**TASK**. Below is a listing to transcribe in full and exactly; keep the pictures out.

'''

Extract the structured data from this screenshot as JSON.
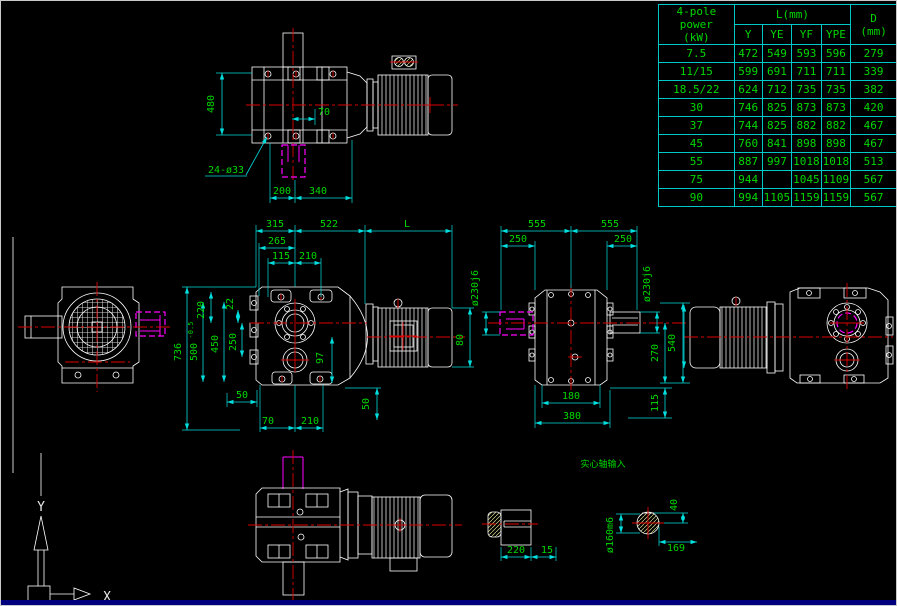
{
  "window": {
    "bg": "#000000",
    "frame": "#c9c9c9",
    "bottom_bar": "#00007e"
  },
  "colors": {
    "line": "#ffffff",
    "dimension": "#00dede",
    "dim_text": "#00d800",
    "centerline": "#dd0000",
    "hidden": "#ff00ff"
  },
  "table": {
    "power_header": "4-pole power",
    "power_unit": "(kW)",
    "l_header": "L(mm)",
    "sub": [
      "Y",
      "YE",
      "YF",
      "YPE"
    ],
    "d_header": "D",
    "d_unit": "(mm)",
    "rows": [
      {
        "power": "7.5",
        "y": "472",
        "ye": "549",
        "yf": "593",
        "ype": "596",
        "d": "279"
      },
      {
        "power": "11/15",
        "y": "599",
        "ye": "691",
        "yf": "711",
        "ype": "711",
        "d": "339"
      },
      {
        "power": "18.5/22",
        "y": "624",
        "ye": "712",
        "yf": "735",
        "ype": "735",
        "d": "382"
      },
      {
        "power": "30",
        "y": "746",
        "ye": "825",
        "yf": "873",
        "ype": "873",
        "d": "420"
      },
      {
        "power": "37",
        "y": "744",
        "ye": "825",
        "yf": "882",
        "ype": "882",
        "d": "467"
      },
      {
        "power": "45",
        "y": "760",
        "ye": "841",
        "yf": "898",
        "ype": "898",
        "d": "467"
      },
      {
        "power": "55",
        "y": "887",
        "ye": "997",
        "yf": "1018",
        "ype": "1018",
        "d": "513"
      },
      {
        "power": "75",
        "y": "944",
        "ye": "1045",
        "yf": "1109",
        "ype": "1109",
        "d": "567"
      },
      {
        "power": "90",
        "y": "994",
        "ye": "1105",
        "yf": "1159",
        "ype": "1159",
        "d": "567"
      }
    ]
  },
  "dims": {
    "side_top": {
      "h480": "480",
      "w70": "70",
      "holes": "24-ø33",
      "w200": "200",
      "w340": "340"
    },
    "front": {
      "w315": "315",
      "w522": "522",
      "wl": "L",
      "w265": "265",
      "w115": "115",
      "w210_top": "210",
      "h736": "736",
      "h500": "500",
      "h500_tol": "-0.5",
      "h450": "450",
      "h250": "250",
      "h220": "220",
      "h22": "22",
      "h97": "97",
      "h80": "80",
      "w50": "50",
      "w70": "70",
      "w210_bottom": "210",
      "h50": "50"
    },
    "plan": {
      "w555_left": "555",
      "w555_right": "555",
      "w250_left": "250",
      "w250_right": "250",
      "dia_left": "ø230j6",
      "dia_right": "ø230j6",
      "h540": "540",
      "h270": "270",
      "h115": "115",
      "w180": "180",
      "w380": "380"
    },
    "shaft": {
      "w220": "220",
      "w15": "15"
    },
    "section": {
      "h40": "40",
      "w169": "169",
      "dia": "ø160m6"
    },
    "note": "实心轴输入"
  },
  "ucs": {
    "x": "X",
    "y": "Y"
  }
}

'''

**SOLVED EXERCISE**.
Extract the structured data from this screenshot as JSON.
{
  "window": {
    "bg": "#000000",
    "frame": "#c9c9c9",
    "bottom_bar": "#00007e"
  },
  "colors": {
    "line": "#ffffff",
    "dimension": "#00dede",
    "dim_text": "#00d800",
    "centerline": "#dd0000",
    "hidden": "#ff00ff"
  },
  "table": {
    "power_header": "4-pole power",
    "power_unit": "(kW)",
    "l_header": "L(mm)",
    "sub": [
      "Y",
      "YE",
      "YF",
      "YPE"
    ],
    "d_header": "D",
    "d_unit": "(mm)",
    "rows": [
      {
        "power": "7.5",
        "y": "472",
        "ye": "549",
        "yf": "593",
        "ype": "596",
        "d": "279"
      },
      {
        "power": "11/15",
        "y": "599",
        "ye": "691",
        "yf": "711",
        "ype": "711",
        "d": "339"
      },
      {
        "power": "18.5/22",
        "y": "624",
        "ye": "712",
        "yf": "735",
        "ype": "735",
        "d": "382"
      },
      {
        "power": "30",
        "y": "746",
        "ye": "825",
        "yf": "873",
        "ype": "873",
        "d": "420"
      },
      {
        "power": "37",
        "y": "744",
        "ye": "825",
        "yf": "882",
        "ype": "882",
        "d": "467"
      },
      {
        "power": "45",
        "y": "760",
        "ye": "841",
        "yf": "898",
        "ype": "898",
        "d": "467"
      },
      {
        "power": "55",
        "y": "887",
        "ye": "997",
        "yf": "1018",
        "ype": "1018",
        "d": "513"
      },
      {
        "power": "75",
        "y": "944",
        "ye": "1045",
        "yf": "1109",
        "ype": "1109",
        "d": "567"
      },
      {
        "power": "90",
        "y": "994",
        "ye": "1105",
        "yf": "1159",
        "ype": "1159",
        "d": "567"
      }
    ]
  },
  "dims": {
    "side_top": {
      "h480": "480",
      "w70": "70",
      "holes": "24-ø33",
      "w200": "200",
      "w340": "340"
    },
    "front": {
      "w315": "315",
      "w522": "522",
      "wl": "L",
      "w265": "265",
      "w115": "115",
      "w210_top": "210",
      "h736": "736",
      "h500": "500",
      "h500_tol": "-0.5",
      "h450": "450",
      "h250": "250",
      "h220": "220",
      "h22": "22",
      "h97": "97",
      "h80": "80",
      "w50": "50",
      "w70": "70",
      "w210_bottom": "210",
      "h50": "50"
    },
    "plan": {
      "w555_left": "555",
      "w555_right": "555",
      "w250_left": "250",
      "w250_right": "250",
      "dia_left": "ø230j6",
      "dia_right": "ø230j6",
      "h540": "540",
      "h270": "270",
      "h115": "115",
      "w180": "180",
      "w380": "380"
    },
    "shaft": {
      "w220": "220",
      "w15": "15"
    },
    "section": {
      "h40": "40",
      "w169": "169",
      "dia": "ø160m6"
    },
    "note": "实心轴输入"
  },
  "ucs": {
    "x": "X",
    "y": "Y"
  }
}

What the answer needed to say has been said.